Please copy every line of the records below that holds the word "difference".
################
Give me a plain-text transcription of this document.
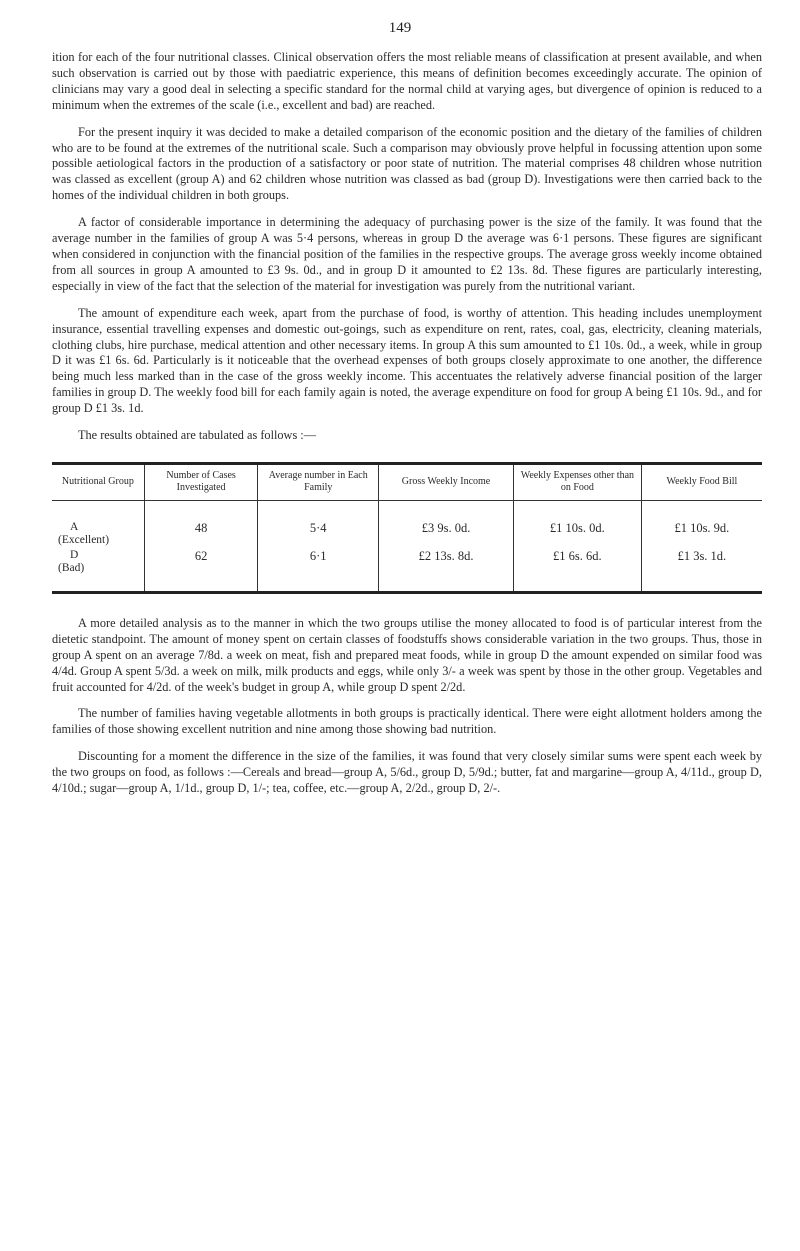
149

ition for each of the four nutritional classes. Clinical observation offers the most reliable means of classification at present available, and when such observation is carried out by those with paediatric experience, this means of definition becomes exceedingly accurate. The opinion of clinicians may vary a good deal in selecting a specific standard for the normal child at varying ages, but divergence of opinion is reduced to a minimum when the extremes of the scale (i.e., excellent and bad) are reached.

For the present inquiry it was decided to make a detailed comparison of the economic position and the dietary of the families of children who are to be found at the extremes of the nutritional scale. Such a comparison may obviously prove helpful in focussing attention upon some possible aetiological factors in the production of a satisfactory or poor state of nutrition. The material comprises 48 children whose nutrition was classed as excellent (group A) and 62 children whose nutrition was classed as bad (group D). Investigations were then carried back to the homes of the individual children in both groups.

A factor of considerable importance in determining the adequacy of purchasing power is the size of the family. It was found that the average number in the families of group A was 5·4 persons, whereas in group D the average was 6·1 persons. These figures are significant when considered in conjunction with the financial position of the families in the respective groups. The average gross weekly income obtained from all sources in group A amounted to £3 9s. 0d., and in group D it amounted to £2 13s. 8d. These figures are particularly interesting, especially in view of the fact that the selection of the material for investigation was purely from the nutritional variant.

The amount of expenditure each week, apart from the purchase of food, is worthy of attention. This heading includes unemployment insurance, essential travelling expenses and domestic out-goings, such as expenditure on rent, rates, coal, gas, electricity, cleaning materials, clothing clubs, hire purchase, medical attention and other necessary items. In group A this sum amounted to £1 10s. 0d., a week, while in group D it was £1 6s. 6d. Particularly is it noticeable that the overhead expenses of both groups closely approximate to one another, the difference being much less marked than in the case of the gross weekly income. This accentuates the relatively adverse financial position of the larger families in group D. The weekly food bill for each family again is noted, the average expenditure on food for group A being £1 10s. 9d., and for group D £1 3s. 1d.

The results obtained are tabulated as follows :—

Nutritional Group	Number of Cases Investigated	Average number in Each Family	Gross Weekly Income	Weekly Expenses other than on Food	Weekly Food Bill

A
(Excellent)	48	5·4	£3 9s. 0d.	£1 10s. 0d.	£1 10s. 9d.

D
(Bad)	62	6·1	£2 13s. 8d.	£1 6s. 6d.	£1 3s. 1d.

A more detailed analysis as to the manner in which the two groups utilise the money allocated to food is of particular interest from the dietetic standpoint. The amount of money spent on certain classes of foodstuffs shows considerable variation in the two groups. Thus, those in group A spent on an average 7/8d. a week on meat, fish and prepared meat foods, while in group D the amount expended on similar food was 4/4d. Group A spent 5/3d. a week on milk, milk products and eggs, while only 3/- a week was spent by those in the other group. Vegetables and fruit accounted for 4/2d. of the week's budget in group A, while group D spent 2/2d.

The number of families having vegetable allotments in both groups is practically identical. There were eight allotment holders among the families of those showing excellent nutrition and nine among those showing bad nutrition.

Discounting for a moment the difference in the size of the families, it was found that very closely similar sums were spent each week by the two groups on food, as follows :—Cereals and bread—group A, 5/6d., group D, 5/9d.; butter, fat and margarine—group A, 4/11d., group D, 4/10d.; sugar—group A, 1/1d., group D, 1/-; tea, coffee, etc.—group A, 2/2d., group D, 2/-.
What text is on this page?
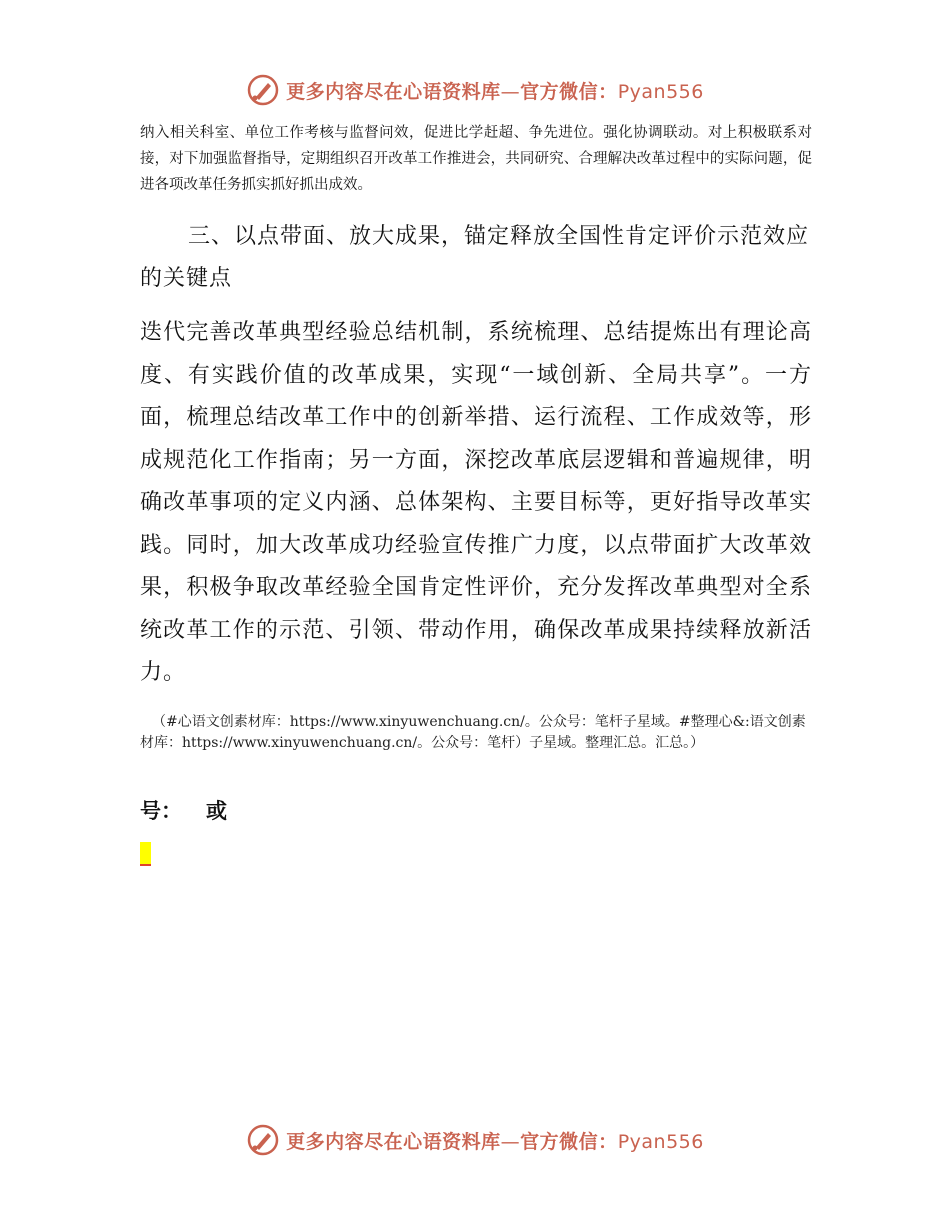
更多内容尽在心语资料库—官方微信：Pyan556

纳入相关科室、单位工作考核与监督问效，促进比学赶超、争先进位。强化协调联动。对上积极联系对接，对下加强监督指导，定期组织召开改革工作推进会，共同研究、合理解决改革过程中的实际问题，促进各项改革任务抓实抓好抓出成效。

三、以点带面、放大成果，锚定释放全国性肯定评价示范效应的关键点

迭代完善改革典型经验总结机制，系统梳理、总结提炼出有理论高度、有实践价值的改革成果，实现“一域创新、全局共享”。一方面，梳理总结改革工作中的创新举措、运行流程、工作成效等，形成规范化工作指南；另一方面，深挖改革底层逻辑和普遍规律，明确改革事项的定义内涵、总体架构、主要目标等，更好指导改革实践。同时，加大改革成功经验宣传推广力度，以点带面扩大改革效果，积极争取改革经验全国肯定性评价，充分发挥改革典型对全系统改革工作的示范、引领、带动作用，确保改革成果持续释放新活力。

（#心语文创素材库：https://www.xinyuwenchuang.cn/。公众号：笔杆子星域。#整理心&:语文创素材库：https://www.xinyuwenchuang.cn/。公众号：笔杆）子星域。整理汇总。汇总。）

号： 或

更多内容尽在心语资料库—官方微信：Pyan556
################
*Reply to the exercise*
The amount of expenditure each week, apart from the purchase of food, is worthy of attention. This heading includes unemployment insurance, essential travelling expenses and domestic out-goings, such as expenditure on rent, rates, coal, gas, electricity, cleaning materials, clothing clubs, hire purchase, medical attention and other necessary items. In group A this sum amounted to £1 10s. 0d., a week, while in group D it was £1 6s. 6d. Particularly is it noticeable that the overhead expenses of both groups closely approximate to one another, the difference being much less marked than in the case of the gross weekly income. This accentuates the relatively adverse financial position of the larger families in group D. The weekly food bill for each family again is noted, the average expenditure on food for group A being £1 10s. 9d., and for group D £1 3s. 1d.
Discounting for a moment the difference in the size of the families, it was found that very closely similar sums were spent each week by the two groups on food, as follows :—Cereals and bread—group A, 5/6d., group D, 5/9d.; butter, fat and margarine—group A, 4/11d., group D, 4/10d.; sugar—group A, 1/1d., group D, 1/-; tea, coffee, etc.—group A, 2/2d., group D, 2/-.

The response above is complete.